## start Dataset

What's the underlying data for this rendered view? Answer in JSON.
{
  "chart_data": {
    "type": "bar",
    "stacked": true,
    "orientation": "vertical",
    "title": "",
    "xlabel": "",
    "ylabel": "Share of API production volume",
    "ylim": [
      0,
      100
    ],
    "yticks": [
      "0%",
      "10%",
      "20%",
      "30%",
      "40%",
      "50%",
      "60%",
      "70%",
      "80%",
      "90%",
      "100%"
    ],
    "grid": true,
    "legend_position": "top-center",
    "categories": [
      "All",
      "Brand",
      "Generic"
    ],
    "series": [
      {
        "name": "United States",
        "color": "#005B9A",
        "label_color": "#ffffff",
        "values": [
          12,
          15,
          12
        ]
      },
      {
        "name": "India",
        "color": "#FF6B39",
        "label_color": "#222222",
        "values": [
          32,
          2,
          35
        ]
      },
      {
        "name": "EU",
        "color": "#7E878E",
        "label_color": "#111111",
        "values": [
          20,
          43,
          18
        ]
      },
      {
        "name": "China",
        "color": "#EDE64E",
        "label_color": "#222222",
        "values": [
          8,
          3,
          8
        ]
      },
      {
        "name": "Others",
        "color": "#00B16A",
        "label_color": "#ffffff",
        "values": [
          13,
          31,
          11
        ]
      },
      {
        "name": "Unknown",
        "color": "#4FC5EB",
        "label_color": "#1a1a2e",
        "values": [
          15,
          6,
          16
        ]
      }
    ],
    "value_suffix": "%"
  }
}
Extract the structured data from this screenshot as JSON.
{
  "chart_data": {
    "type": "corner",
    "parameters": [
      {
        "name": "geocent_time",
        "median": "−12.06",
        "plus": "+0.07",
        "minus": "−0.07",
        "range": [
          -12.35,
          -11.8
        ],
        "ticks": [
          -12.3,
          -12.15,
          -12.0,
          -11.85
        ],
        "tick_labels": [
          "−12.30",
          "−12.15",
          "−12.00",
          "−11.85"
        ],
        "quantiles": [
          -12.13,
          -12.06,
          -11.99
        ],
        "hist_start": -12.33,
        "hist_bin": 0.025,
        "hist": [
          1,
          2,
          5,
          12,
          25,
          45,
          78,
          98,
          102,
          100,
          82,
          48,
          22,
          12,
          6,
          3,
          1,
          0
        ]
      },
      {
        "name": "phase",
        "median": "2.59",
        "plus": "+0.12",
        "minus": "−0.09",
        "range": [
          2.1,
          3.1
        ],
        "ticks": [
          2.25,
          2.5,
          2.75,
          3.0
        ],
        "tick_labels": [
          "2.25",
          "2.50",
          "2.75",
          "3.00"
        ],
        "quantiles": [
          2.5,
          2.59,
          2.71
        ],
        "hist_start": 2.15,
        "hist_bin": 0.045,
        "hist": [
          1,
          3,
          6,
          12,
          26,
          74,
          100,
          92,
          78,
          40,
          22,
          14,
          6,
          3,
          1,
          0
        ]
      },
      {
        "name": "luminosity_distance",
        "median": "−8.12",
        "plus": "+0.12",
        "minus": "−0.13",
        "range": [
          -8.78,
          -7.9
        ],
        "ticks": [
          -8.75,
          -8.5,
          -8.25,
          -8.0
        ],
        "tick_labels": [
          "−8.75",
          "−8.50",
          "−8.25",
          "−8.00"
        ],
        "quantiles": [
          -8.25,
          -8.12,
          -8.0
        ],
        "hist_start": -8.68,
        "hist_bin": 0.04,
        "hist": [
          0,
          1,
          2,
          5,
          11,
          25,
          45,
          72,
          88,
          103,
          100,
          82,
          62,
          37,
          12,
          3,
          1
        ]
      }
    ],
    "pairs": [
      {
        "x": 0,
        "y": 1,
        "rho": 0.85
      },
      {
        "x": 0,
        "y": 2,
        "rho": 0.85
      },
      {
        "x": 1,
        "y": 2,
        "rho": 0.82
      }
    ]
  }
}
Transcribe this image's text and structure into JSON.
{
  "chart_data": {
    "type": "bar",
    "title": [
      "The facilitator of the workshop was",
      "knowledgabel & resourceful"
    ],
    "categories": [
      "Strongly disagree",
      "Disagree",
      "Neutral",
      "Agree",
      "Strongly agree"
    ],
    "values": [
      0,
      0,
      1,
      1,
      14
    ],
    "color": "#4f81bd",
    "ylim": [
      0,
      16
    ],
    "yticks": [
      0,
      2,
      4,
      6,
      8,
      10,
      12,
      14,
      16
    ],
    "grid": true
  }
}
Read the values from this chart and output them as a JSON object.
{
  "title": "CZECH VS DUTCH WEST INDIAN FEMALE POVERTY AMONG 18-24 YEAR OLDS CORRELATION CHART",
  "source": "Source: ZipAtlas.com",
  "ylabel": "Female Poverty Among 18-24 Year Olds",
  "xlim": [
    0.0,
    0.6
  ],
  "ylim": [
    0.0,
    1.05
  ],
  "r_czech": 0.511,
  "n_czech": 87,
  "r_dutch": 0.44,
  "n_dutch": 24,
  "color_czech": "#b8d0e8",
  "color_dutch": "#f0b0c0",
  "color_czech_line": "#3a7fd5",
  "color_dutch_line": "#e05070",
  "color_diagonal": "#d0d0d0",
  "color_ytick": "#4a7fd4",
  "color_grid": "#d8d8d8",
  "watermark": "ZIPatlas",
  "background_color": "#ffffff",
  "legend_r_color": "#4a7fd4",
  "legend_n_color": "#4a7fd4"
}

## end Dataset

> _Given task_: Copy out the full listing exactly.

> _Result of this exercise_:
What's the underlying data for this rendered view? Answer in JSON.
{
  "chart_data": {
    "type": "bar",
    "stacked": true,
    "orientation": "vertical",
    "title": "",
    "xlabel": "",
    "ylabel": "Share of API production volume",
    "ylim": [
      0,
      100
    ],
    "yticks": [
      "0%",
      "10%",
      "20%",
      "30%",
      "40%",
      "50%",
      "60%",
      "70%",
      "80%",
      "90%",
      "100%"
    ],
    "grid": true,
    "legend_position": "top-center",
    "categories": [
      "All",
      "Brand",
      "Generic"
    ],
    "series": [
      {
        "name": "United States",
        "color": "#005B9A",
        "label_color": "#ffffff",
        "values": [
          12,
          15,
          12
        ]
      },
      {
        "name": "India",
        "color": "#FF6B39",
        "label_color": "#222222",
        "values": [
          32,
          2,
          35
        ]
      },
      {
        "name": "EU",
        "color": "#7E878E",
        "label_color": "#111111",
        "values": [
          20,
          43,
          18
        ]
      },
      {
        "name": "China",
        "color": "#EDE64E",
        "label_color": "#222222",
        "values": [
          8,
          3,
          8
        ]
      },
      {
        "name": "Others",
        "color": "#00B16A",
        "label_color": "#ffffff",
        "values": [
          13,
          31,
          11
        ]
      },
      {
        "name": "Unknown",
        "color": "#4FC5EB",
        "label_color": "#1a1a2e",
        "values": [
          15,
          6,
          16
        ]
      }
    ],
    "value_suffix": "%"
  }
}
Extract the structured data from this screenshot as JSON.
{
  "chart_data": {
    "type": "corner",
    "parameters": [
      {
        "name": "geocent_time",
        "median": "−12.06",
        "plus": "+0.07",
        "minus": "−0.07",
        "range": [
          -12.35,
          -11.8
        ],
        "ticks": [
          -12.3,
          -12.15,
          -12.0,
          -11.85
        ],
        "tick_labels": [
          "−12.30",
          "−12.15",
          "−12.00",
          "−11.85"
        ],
        "quantiles": [
          -12.13,
          -12.06,
          -11.99
        ],
        "hist_start": -12.33,
        "hist_bin": 0.025,
        "hist": [
          1,
          2,
          5,
          12,
          25,
          45,
          78,
          98,
          102,
          100,
          82,
          48,
          22,
          12,
          6,
          3,
          1,
          0
        ]
      },
      {
        "name": "phase",
        "median": "2.59",
        "plus": "+0.12",
        "minus": "−0.09",
        "range": [
          2.1,
          3.1
        ],
        "ticks": [
          2.25,
          2.5,
          2.75,
          3.0
        ],
        "tick_labels": [
          "2.25",
          "2.50",
          "2.75",
          "3.00"
        ],
        "quantiles": [
          2.5,
          2.59,
          2.71
        ],
        "hist_start": 2.15,
        "hist_bin": 0.045,
        "hist": [
          1,
          3,
          6,
          12,
          26,
          74,
          100,
          92,
          78,
          40,
          22,
          14,
          6,
          3,
          1,
          0
        ]
      },
      {
        "name": "luminosity_distance",
        "median": "−8.12",
        "plus": "+0.12",
        "minus": "−0.13",
        "range": [
          -8.78,
          -7.9
        ],
        "ticks": [
          -8.75,
          -8.5,
          -8.25,
          -8.0
        ],
        "tick_labels": [
          "−8.75",
          "−8.50",
          "−8.25",
          "−8.00"
        ],
        "quantiles": [
          -8.25,
          -8.12,
          -8.0
        ],
        "hist_start": -8.68,
        "hist_bin": 0.04,
        "hist": [
          0,
          1,
          2,
          5,
          11,
          25,
          45,
          72,
          88,
          103,
          100,
          82,
          62,
          37,
          12,
          3,
          1
        ]
      }
    ],
    "pairs": [
      {
        "x": 0,
        "y": 1,
        "rho": 0.85
      },
      {
        "x": 0,
        "y": 2,
        "rho": 0.85
      },
      {
        "x": 1,
        "y": 2,
        "rho": 0.82
      }
    ]
  }
}
Transcribe this image's text and structure into JSON.
{
  "chart_data": {
    "type": "bar",
    "title": [
      "The facilitator of the workshop was",
      "knowledgabel & resourceful"
    ],
    "categories": [
      "Strongly disagree",
      "Disagree",
      "Neutral",
      "Agree",
      "Strongly agree"
    ],
    "values": [
      0,
      0,
      1,
      1,
      14
    ],
    "color": "#4f81bd",
    "ylim": [
      0,
      16
    ],
    "yticks": [
      0,
      2,
      4,
      6,
      8,
      10,
      12,
      14,
      16
    ],
    "grid": true
  }
}
Read the values from this chart and output them as a JSON object.
{
  "title": "CZECH VS DUTCH WEST INDIAN FEMALE POVERTY AMONG 18-24 YEAR OLDS CORRELATION CHART",
  "source": "Source: ZipAtlas.com",
  "ylabel": "Female Poverty Among 18-24 Year Olds",
  "xlim": [
    0.0,
    0.6
  ],
  "ylim": [
    0.0,
    1.05
  ],
  "r_czech": 0.511,
  "n_czech": 87,
  "r_dutch": 0.44,
  "n_dutch": 24,
  "color_czech": "#b8d0e8",
  "color_dutch": "#f0b0c0",
  "color_czech_line": "#3a7fd5",
  "color_dutch_line": "#e05070",
  "color_diagonal": "#d0d0d0",
  "color_ytick": "#4a7fd4",
  "color_grid": "#d8d8d8",
  "watermark": "ZIPatlas",
  "background_color": "#ffffff",
  "legend_r_color": "#4a7fd4",
  "legend_n_color": "#4a7fd4"
}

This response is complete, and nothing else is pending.